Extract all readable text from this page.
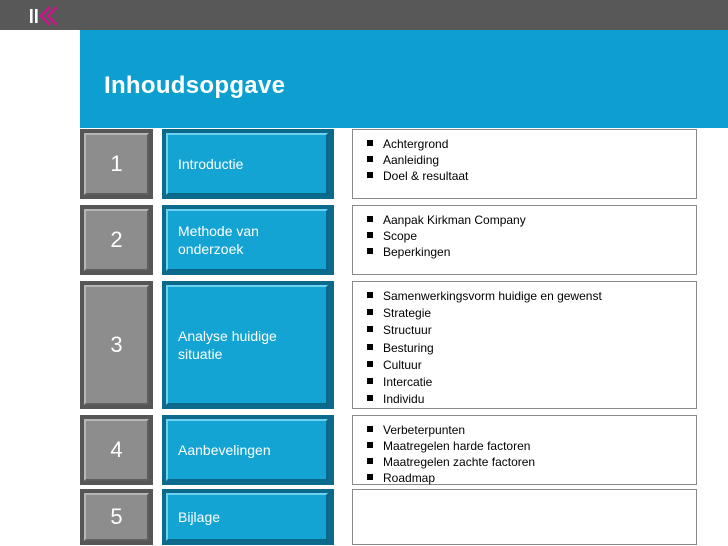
Inhoudsopgave
1	Introductie
Achtergrond
Aanleiding
Doel & resultaat
2	Methode van onderzoek
Aanpak Kirkman Company
Scope
Beperkingen
3	Analyse huidige situatie
Samenwerkingsvorm huidige en gewenst
Strategie
Structuur
Besturing
Cultuur
Intercatie
Individu
4	Aanbevelingen
Verbeterpunten
Maatregelen harde factoren
Maatregelen zachte factoren
Roadmap
5	Bijlage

§ REQUIRED WORK:
Are you able to set down all the lines above exactly, without any pictures?

§ TASK RESULT:
Extract all readable text from this page.
Inhoudsopgave
1	Introductie
Achtergrond
Aanleiding
Doel & resultaat
2	Methode van onderzoek
Aanpak Kirkman Company
Scope
Beperkingen
3	Analyse huidige situatie
Samenwerkingsvorm huidige en gewenst
Strategie
Structuur
Besturing
Cultuur
Intercatie
Individu
4	Aanbevelingen
Verbeterpunten
Maatregelen harde factoren
Maatregelen zachte factoren
Roadmap
5	Bijlage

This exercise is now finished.